### Your objective
Using the data below, copy every line that contains the word "dash".

### Extracted material
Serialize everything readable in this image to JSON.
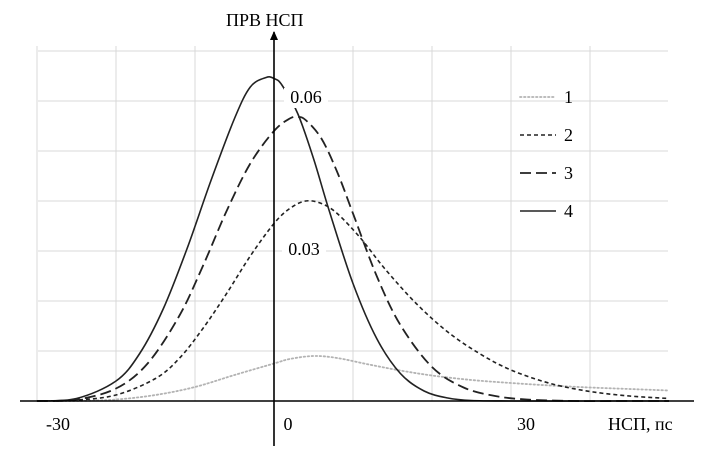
{
  "chart_data": {
    "type": "line",
    "ylabel": "ПРВ НСП",
    "xlabel": "НСП, пс",
    "xlim": [
      -38,
      50
    ],
    "ylim": [
      0,
      0.07
    ],
    "grid": true,
    "legend_position": "top-right",
    "x_tick_labels": [
      {
        "value": -30,
        "text": "-30"
      },
      {
        "value": 0,
        "text": "0"
      },
      {
        "value": 30,
        "text": "30"
      }
    ],
    "y_tick_labels": [
      {
        "value": 0.06,
        "text": "0.06"
      },
      {
        "value": 0.03,
        "text": "0.03"
      }
    ],
    "series": [
      {
        "name": "1",
        "color": "#b3b3b3",
        "dash": "dotted",
        "x": [
          -30,
          -25,
          -20,
          -15,
          -10,
          -5,
          0,
          2,
          5,
          8,
          12,
          16,
          20,
          25,
          30,
          35,
          40,
          45,
          50
        ],
        "y": [
          0.0,
          0.0,
          0.0003,
          0.0012,
          0.0028,
          0.0052,
          0.0075,
          0.0084,
          0.009,
          0.0086,
          0.0073,
          0.0061,
          0.0051,
          0.0042,
          0.0036,
          0.0031,
          0.0027,
          0.0024,
          0.0021
        ]
      },
      {
        "name": "2",
        "color": "#222222",
        "dash": "short",
        "x": [
          -30,
          -25,
          -20,
          -15,
          -12,
          -9,
          -6,
          -3,
          0,
          2,
          4,
          6,
          8,
          11,
          14,
          18,
          22,
          26,
          30,
          35,
          40,
          45,
          50
        ],
        "y": [
          0.0,
          0.0002,
          0.0012,
          0.0045,
          0.0085,
          0.0145,
          0.0215,
          0.029,
          0.0355,
          0.0385,
          0.04,
          0.0395,
          0.0375,
          0.0325,
          0.0265,
          0.0195,
          0.0138,
          0.0095,
          0.0062,
          0.0035,
          0.0019,
          0.001,
          0.0005
        ]
      },
      {
        "name": "3",
        "color": "#222222",
        "dash": "long",
        "x": [
          -30,
          -25,
          -20,
          -16,
          -12,
          -9,
          -6,
          -3,
          0,
          2,
          3,
          4,
          6,
          8,
          10,
          13,
          16,
          20,
          24,
          28,
          32,
          38,
          45,
          50
        ],
        "y": [
          0.0,
          0.0003,
          0.0025,
          0.0075,
          0.017,
          0.027,
          0.038,
          0.0475,
          0.054,
          0.0565,
          0.0568,
          0.0562,
          0.0525,
          0.0458,
          0.0375,
          0.025,
          0.0152,
          0.0068,
          0.0027,
          0.001,
          0.0003,
          0.0,
          0.0,
          0.0
        ]
      },
      {
        "name": "4",
        "color": "#222222",
        "dash": "solid",
        "x": [
          -30,
          -25,
          -20,
          -17,
          -14,
          -11,
          -8,
          -5,
          -3,
          -1,
          0,
          1,
          3,
          5,
          7,
          10,
          13,
          16,
          19,
          22,
          25,
          30,
          40,
          50
        ],
        "y": [
          0.0,
          0.0005,
          0.004,
          0.0095,
          0.0185,
          0.0305,
          0.044,
          0.0565,
          0.0628,
          0.0647,
          0.0645,
          0.0632,
          0.0575,
          0.0485,
          0.038,
          0.0235,
          0.0125,
          0.0055,
          0.002,
          0.0006,
          0.0001,
          0.0,
          0.0,
          0.0
        ]
      }
    ]
  }
}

### Task output
        "dash": "dotted",
        "dash": "short",
        "dash": "long",
        "dash": "solid",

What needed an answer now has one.